===== Material provided
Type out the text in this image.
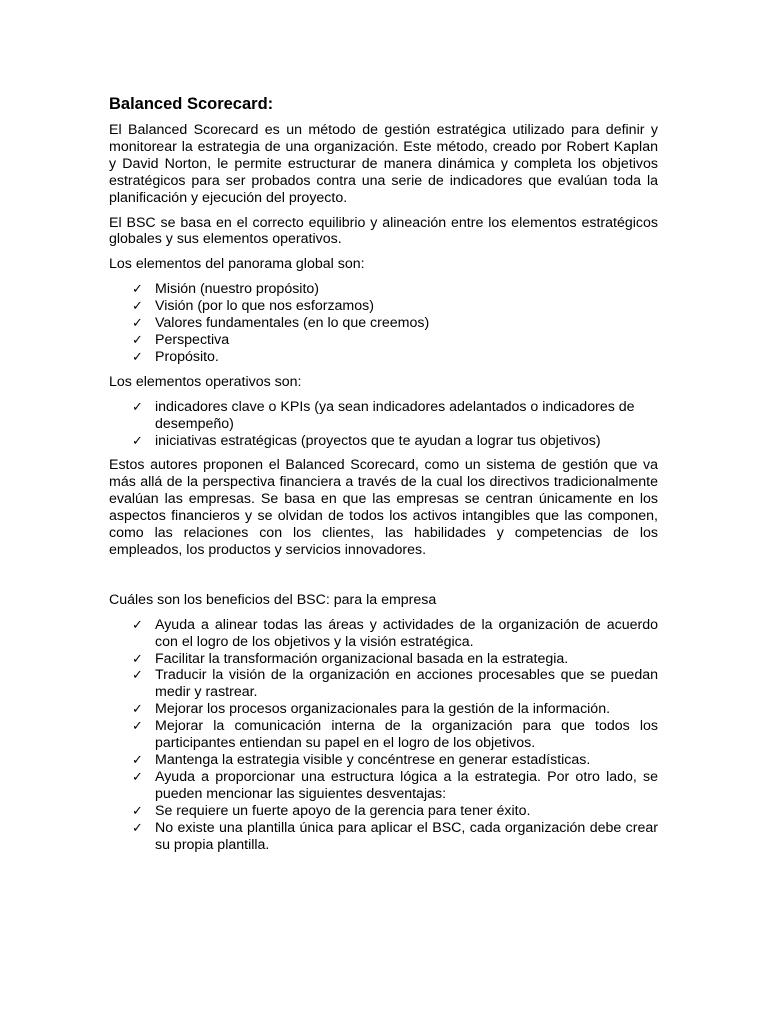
Balanced Scorecard:

El Balanced Scorecard es un método de gestión estratégica utilizado para definir y monitorear la estrategia de una organización. Este método, creado por Robert Kaplan y David Norton, le permite estructurar de manera dinámica y completa los objetivos estratégicos para ser probados contra una serie de indicadores que evalúan toda la planificación y ejecución del proyecto.

El BSC se basa en el correcto equilibrio y alineación entre los elementos estratégicos globales y sus elementos operativos.

Los elementos del panorama global son:

✓ Misión (nuestro propósito)
✓ Visión (por lo que nos esforzamos)
✓ Valores fundamentales (en lo que creemos)
✓ Perspectiva
✓ Propósito.

Los elementos operativos son:

✓ indicadores clave o KPIs (ya sean indicadores adelantados o indicadores de desempeño)
✓ iniciativas estratégicas (proyectos que te ayudan a lograr tus objetivos)

Estos autores proponen el Balanced Scorecard, como un sistema de gestión que va más allá de la perspectiva financiera a través de la cual los directivos tradicionalmente evalúan las empresas. Se basa en que las empresas se centran únicamente en los aspectos financieros y se olvidan de todos los activos intangibles que las componen, como las relaciones con los clientes, las habilidades y competencias de los empleados, los productos y servicios innovadores.

Cuáles son los beneficios del BSC: para la empresa

✓ Ayuda a alinear todas las áreas y actividades de la organización de acuerdo con el logro de los objetivos y la visión estratégica.
✓ Facilitar la transformación organizacional basada en la estrategia.
✓ Traducir la visión de la organización en acciones procesables que se puedan medir y rastrear.
✓ Mejorar los procesos organizacionales para la gestión de la información.
✓ Mejorar la comunicación interna de la organización para que todos los participantes entiendan su papel en el logro de los objetivos.
✓ Mantenga la estrategia visible y concéntrese en generar estadísticas.
✓ Ayuda a proporcionar una estructura lógica a la estrategia. Por otro lado, se pueden mencionar las siguientes desventajas:
✓ Se requiere un fuerte apoyo de la gerencia para tener éxito.
✓ No existe una plantilla única para aplicar el BSC, cada organización debe crear su propia plantilla.
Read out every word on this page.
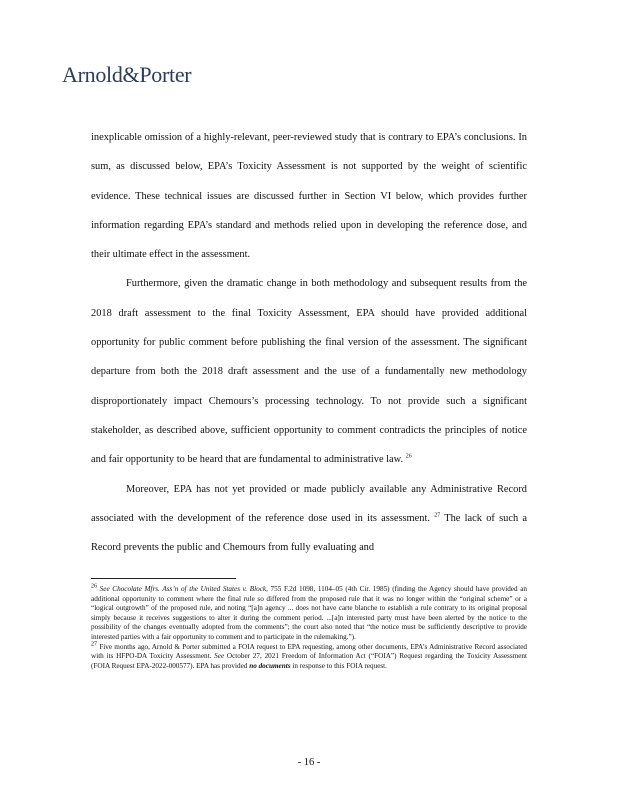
Arnold&Porter

inexplicable omission of a highly-relevant, peer-reviewed study that is contrary to EPA’s conclusions. In sum, as discussed below, EPA’s Toxicity Assessment is not supported by the weight of scientific evidence. These technical issues are discussed further in Section VI below, which provides further information regarding EPA’s standard and methods relied upon in developing the reference dose, and their ultimate effect in the assessment.

Furthermore, given the dramatic change in both methodology and subsequent results from the 2018 draft assessment to the final Toxicity Assessment, EPA should have provided additional opportunity for public comment before publishing the final version of the assessment. The significant departure from both the 2018 draft assessment and the use of a fundamentally new methodology disproportionately impact Chemours’s processing technology. To not provide such a significant stakeholder, as described above, sufficient opportunity to comment contradicts the principles of notice and fair opportunity to be heard that are fundamental to administrative law. $^{26}$

Moreover, EPA has not yet provided or made publicly available any Administrative Record associated with the development of the reference dose used in its assessment. $^{27}$ The lack of such a Record prevents the public and Chemours from fully evaluating and

$^{26}$ See Chocolate Mfrs. Ass’n of the United States v. Block, 755 F.2d 1098, 1104–05 (4th Cir. 1985) (finding the Agency should have provided an additional opportunity to comment where the final rule so differed from the proposed rule that it was no longer within the “original scheme” or a “logical outgrowth” of the proposed rule, and noting “[a]n agency ... does not have carte blanche to establish a rule contrary to its original proposal simply because it receives suggestions to alter it during the comment period. ...[a]n interested party must have been alerted by the notice to the possibility of the changes eventually adopted from the comments”; the court also noted that “the notice must be sufficiently descriptive to provide interested parties with a fair opportunity to comment and to participate in the rulemaking.”).

$^{27}$ Five months ago, Arnold & Porter submitted a FOIA request to EPA requesting, among other documents, EPA’s Administrative Record associated with its HFPO-DA Toxicity Assessment. See October 27, 2021 Freedom of Information Act (“FOIA”) Request regarding the Toxicity Assessment (FOIA Request EPA-2022-000577). EPA has provided no documents in response to this FOIA request.

- 16 -
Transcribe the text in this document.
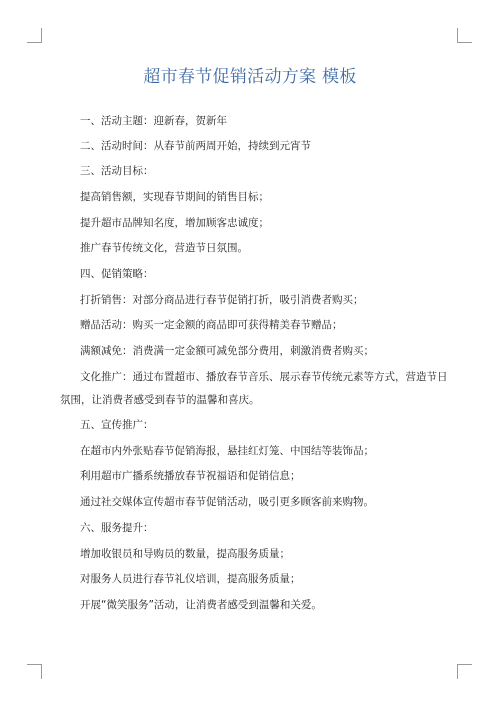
超市春节促销活动方案 模板
一、活动主题：迎新春，贺新年
二、活动时间：从春节前两周开始，持续到元宵节
三、活动目标：
提高销售额，实现春节期间的销售目标；
提升超市品牌知名度，增加顾客忠诚度；
推广春节传统文化，营造节日氛围。
四、促销策略：
打折销售：对部分商品进行春节促销打折，吸引消费者购买；
赠品活动：购买一定金额的商品即可获得精美春节赠品；
满额减免：消费满一定金额可减免部分费用，刺激消费者购买；
文化推广：通过布置超市、播放春节音乐、展示春节传统元素等方式，营造节日
氛围，让消费者感受到春节的温馨和喜庆。
五、宣传推广：
在超市内外张贴春节促销海报，悬挂红灯笼、中国结等装饰品；
利用超市广播系统播放春节祝福语和促销信息；
通过社交媒体宣传超市春节促销活动，吸引更多顾客前来购物。
六、服务提升：
增加收银员和导购员的数量，提高服务质量；
对服务人员进行春节礼仪培训，提高服务质量；
开展“微笑服务”活动，让消费者感受到温馨和关爱。
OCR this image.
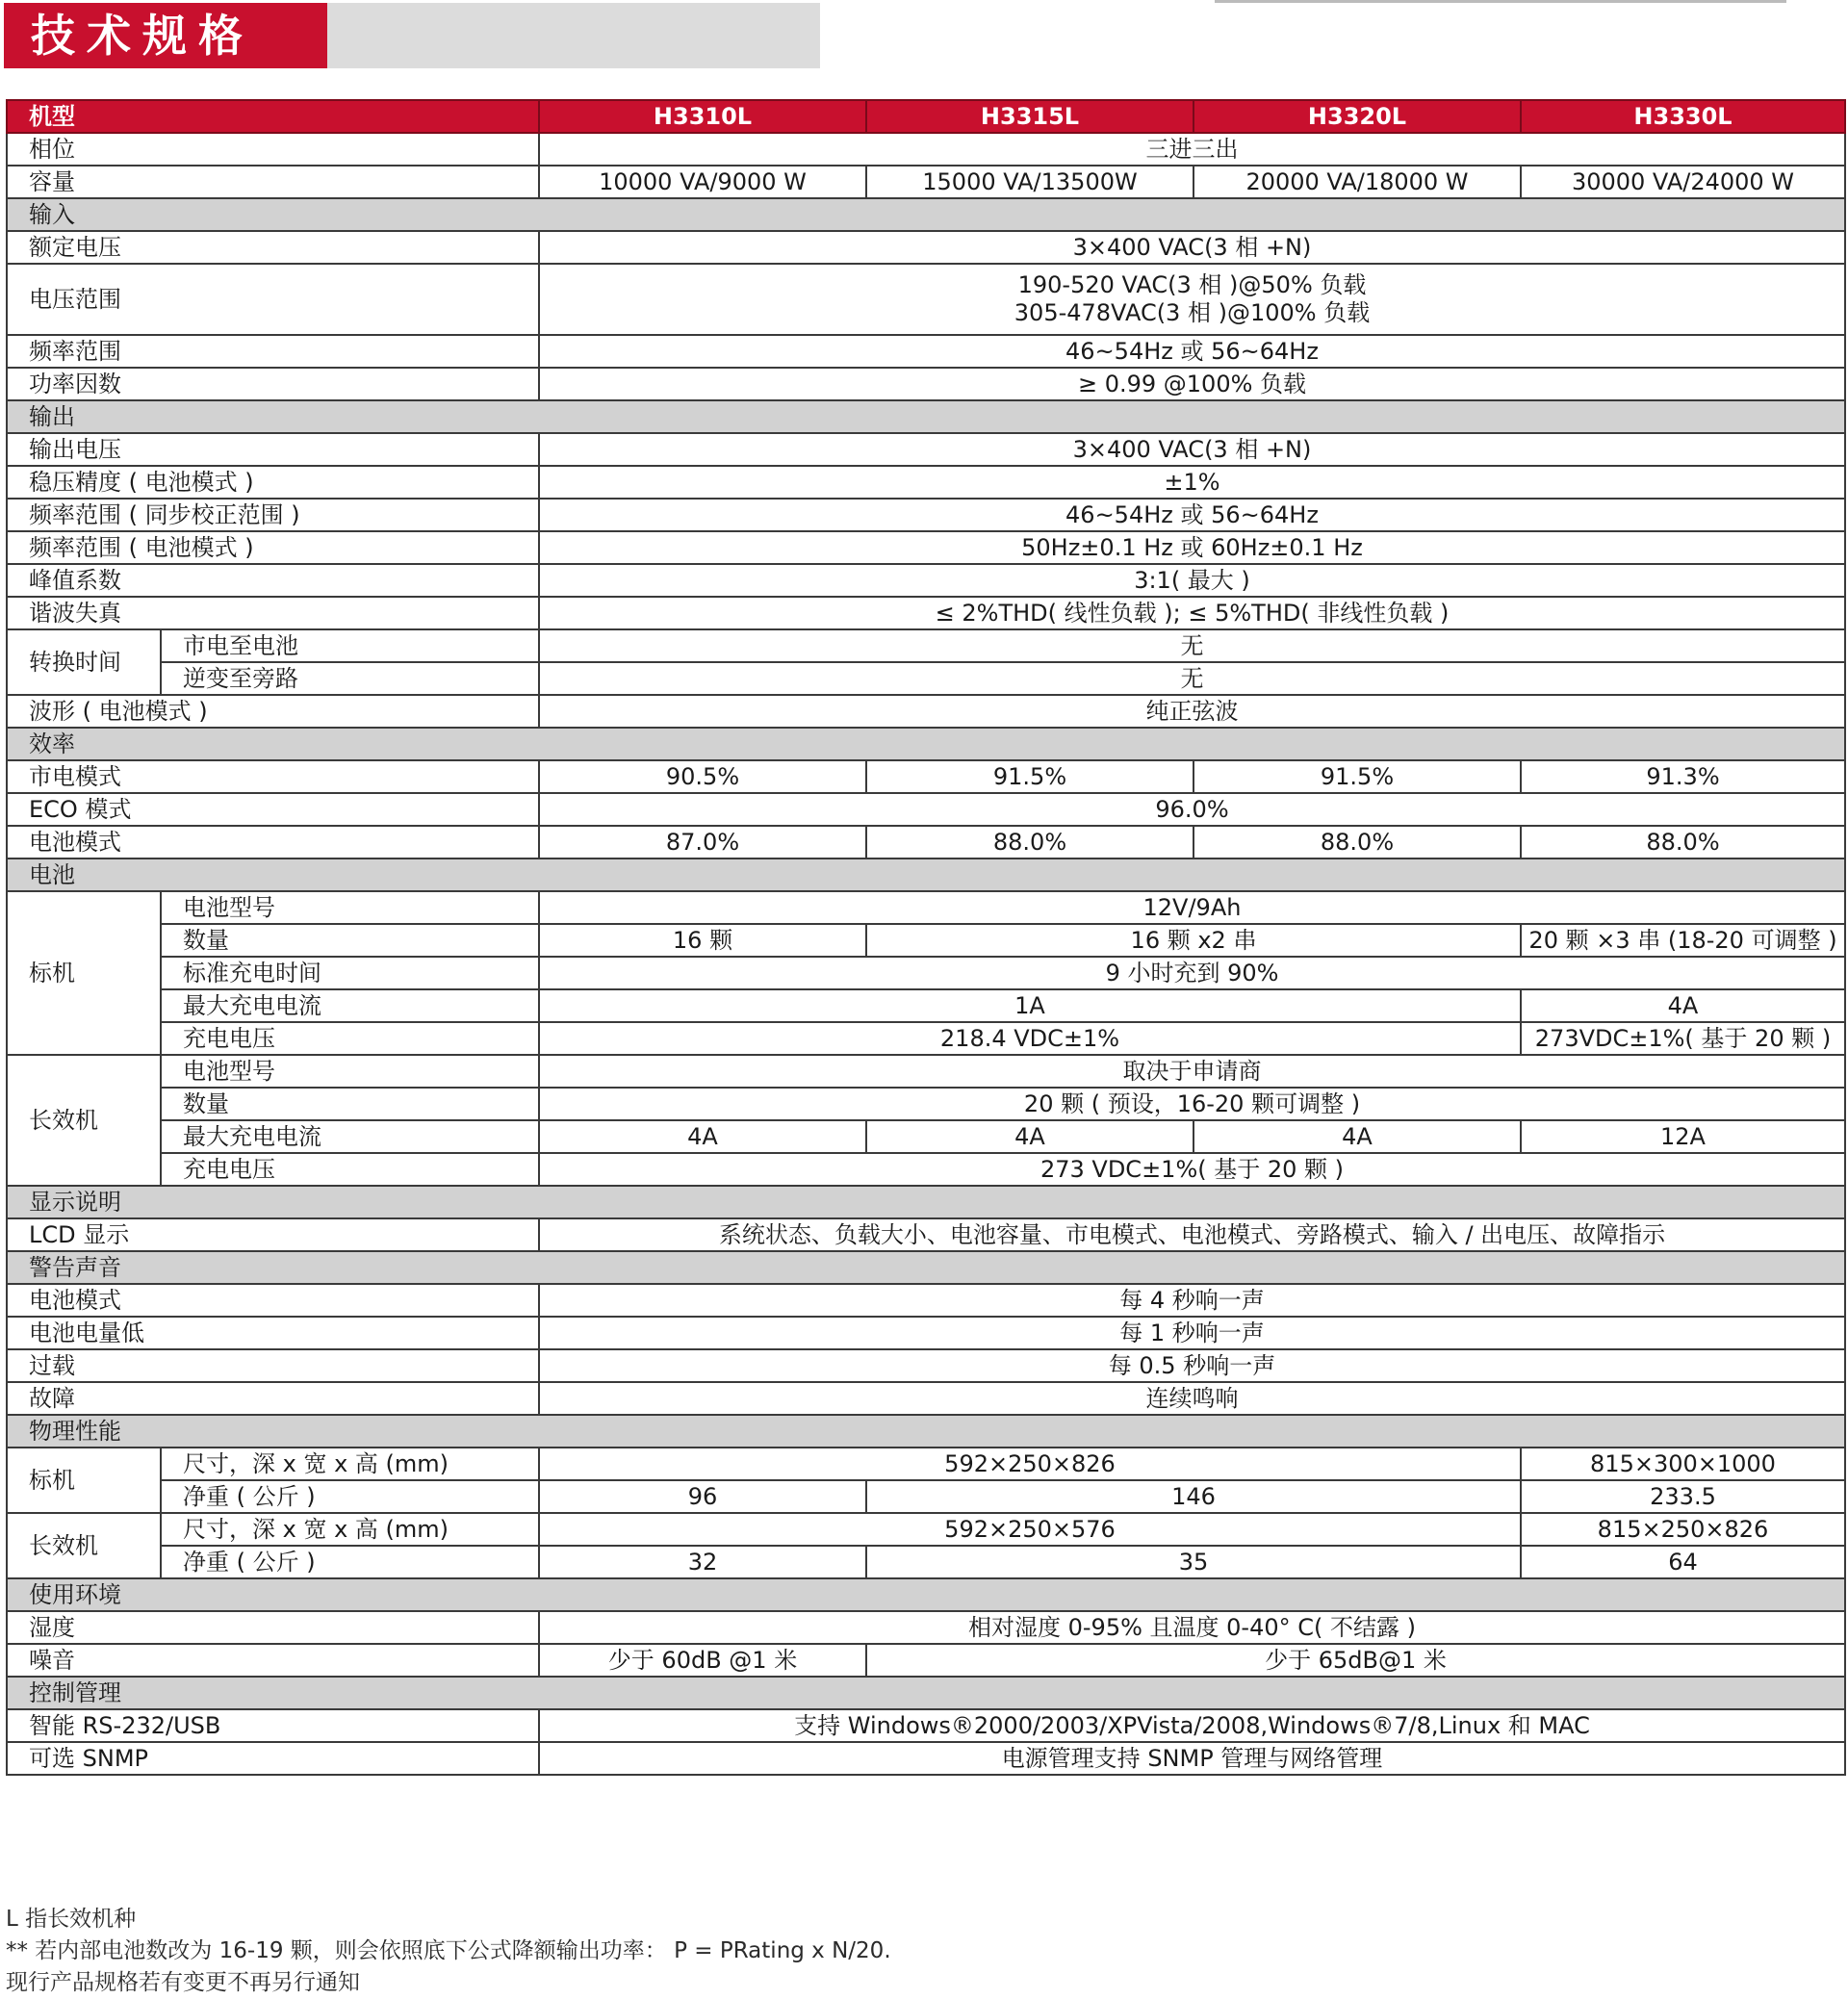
技术规格
机型		H3310L	H3315L	H3320L	H3330L
相位		三进三出			
容量		10000 VA/9000 W	15000 VA/13500W	20000 VA/18000 W	30000 VA/24000 W
输入					
额定电压		3×400 VAC(3 相 +N)			
电压范围		190-520 VAC(3 相 )@50% 负载
305-478VAC(3 相 )@100% 负载			

频率范围		46~54Hz 或 56~64Hz			
功率因数		≥ 0.99 @100% 负载			
输出					
输出电压		3×400 VAC(3 相 +N)			
稳压精度 ( 电池模式 )		±1%			
频率范围 ( 同步校正范围 )		46~54Hz 或 56~64Hz			
频率范围 ( 电池模式 )		50Hz±0.1 Hz 或 60Hz±0.1 Hz			
峰值系数		3:1( 最大 )			
谐波失真		≤ 2%THD( 线性负载 ); ≤ 5%THD( 非线性负载 )			
转换时间	市电至电池	无			
	逆变至旁路	无			
波形 ( 电池模式 )		纯正弦波			
效率					
市电模式		90.5%	91.5%	91.5%	91.3%
ECO 模式		96.0%			
电池模式		87.0%	88.0%	88.0%	88.0%
电池					
标机	电池型号	12V/9Ah			
	数量	16 颗	16 颗 x2 串		20 颗 ×3 串 (18-20 可调整 )
	标准充电时间	9 小时充到 90%			
	最大充电电流	1A			4A
	充电电压	218.4 VDC±1%			273VDC±1%( 基于 20 颗 )
长效机	电池型号	取决于申请商			
	数量	20 颗 ( 预设，16-20 颗可调整 )			
	最大充电电流	4A	4A	4A	12A
	充电电压	273 VDC±1%( 基于 20 颗 )			
显示说明					
LCD 显示		系统状态、负载大小、电池容量、市电模式、电池模式、旁路模式、输入 / 出电压、故障指示			
警告声音					
电池模式		每 4 秒响一声			
电池电量低		每 1 秒响一声			
过载		每 0.5 秒响一声			
故障		连续鸣响			
物理性能					
标机	尺寸，深 x 宽 x 高 (mm)	592×250×826			815×300×1000
	净重 ( 公斤 )	96	146		233.5
长效机	尺寸，深 x 宽 x 高 (mm)	592×250×576			815×250×826
	净重 ( 公斤 )	32	35		64
使用环境					
湿度		相对湿度 0-95% 且温度 0-40° C( 不结露 )			
噪音		少于 60dB @1 米	少于 65dB@1 米		
控制管理					
智能 RS-232/USB		支持 Windows®2000/2003/XPVista/2008,Windows®7/8,Linux 和 MAC			
可选 SNMP		电源管理支持 SNMP 管理与网络管理			
L 指长效机种
** 若内部电池数改为 16-19 颗，则会依照底下公式降额输出功率： P = PRating x N/20.
现行产品规格若有变更不再另行通知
==========
Return each line among the entries that holds the word "elementos".

El BSC se basa en el correcto equilibrio y alineación entre los elementos estratégicos globales y sus elementos operativos.
Los elementos del panorama global son:
Los elementos operativos son:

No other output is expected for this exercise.